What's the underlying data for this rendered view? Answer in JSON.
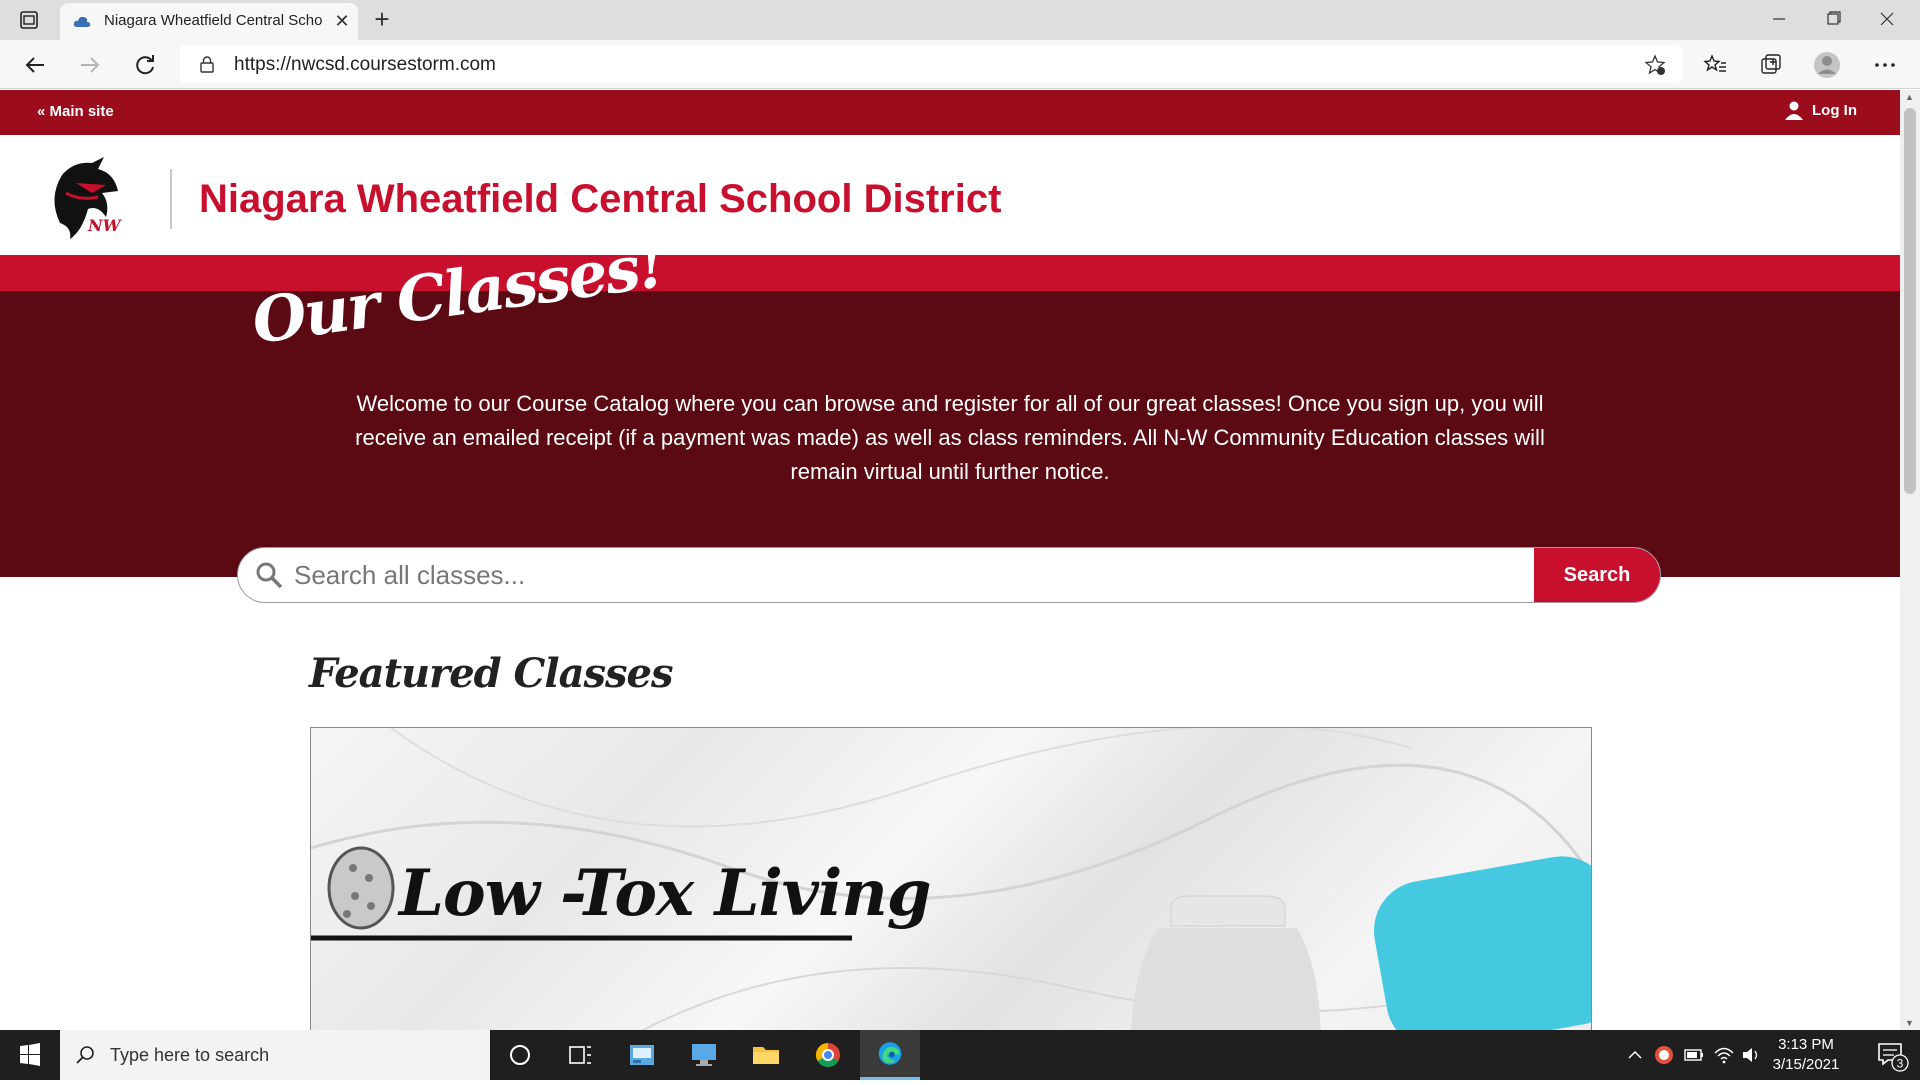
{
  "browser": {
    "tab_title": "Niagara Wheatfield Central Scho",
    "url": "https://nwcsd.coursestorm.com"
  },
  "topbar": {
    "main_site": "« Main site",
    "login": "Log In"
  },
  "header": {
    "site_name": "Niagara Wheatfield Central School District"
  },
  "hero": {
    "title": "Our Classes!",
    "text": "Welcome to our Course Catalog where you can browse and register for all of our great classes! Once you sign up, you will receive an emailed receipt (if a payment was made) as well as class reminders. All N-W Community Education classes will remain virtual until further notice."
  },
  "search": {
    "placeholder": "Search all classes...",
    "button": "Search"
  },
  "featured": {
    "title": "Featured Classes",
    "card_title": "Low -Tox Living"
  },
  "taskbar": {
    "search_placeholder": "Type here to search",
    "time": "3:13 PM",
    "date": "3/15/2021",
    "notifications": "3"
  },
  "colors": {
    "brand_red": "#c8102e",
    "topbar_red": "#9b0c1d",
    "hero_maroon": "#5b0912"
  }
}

_Objective_. Write out the whole listing exactly, and drop the pictures.

_Problem solution_.
What's the underlying data for this rendered view? Answer in JSON.
{
  "browser": {
    "tab_title": "Niagara Wheatfield Central Scho",
    "url": "https://nwcsd.coursestorm.com"
  },
  "topbar": {
    "main_site": "« Main site",
    "login": "Log In"
  },
  "header": {
    "site_name": "Niagara Wheatfield Central School District"
  },
  "hero": {
    "title": "Our Classes!",
    "text": "Welcome to our Course Catalog where you can browse and register for all of our great classes! Once you sign up, you will receive an emailed receipt (if a payment was made) as well as class reminders. All N-W Community Education classes will remain virtual until further notice."
  },
  "search": {
    "placeholder": "Search all classes...",
    "button": "Search"
  },
  "featured": {
    "title": "Featured Classes",
    "card_title": "Low -Tox Living"
  },
  "taskbar": {
    "search_placeholder": "Type here to search",
    "time": "3:13 PM",
    "date": "3/15/2021",
    "notifications": "3"
  },
  "colors": {
    "brand_red": "#c8102e",
    "topbar_red": "#9b0c1d",
    "hero_maroon": "#5b0912"
  }
}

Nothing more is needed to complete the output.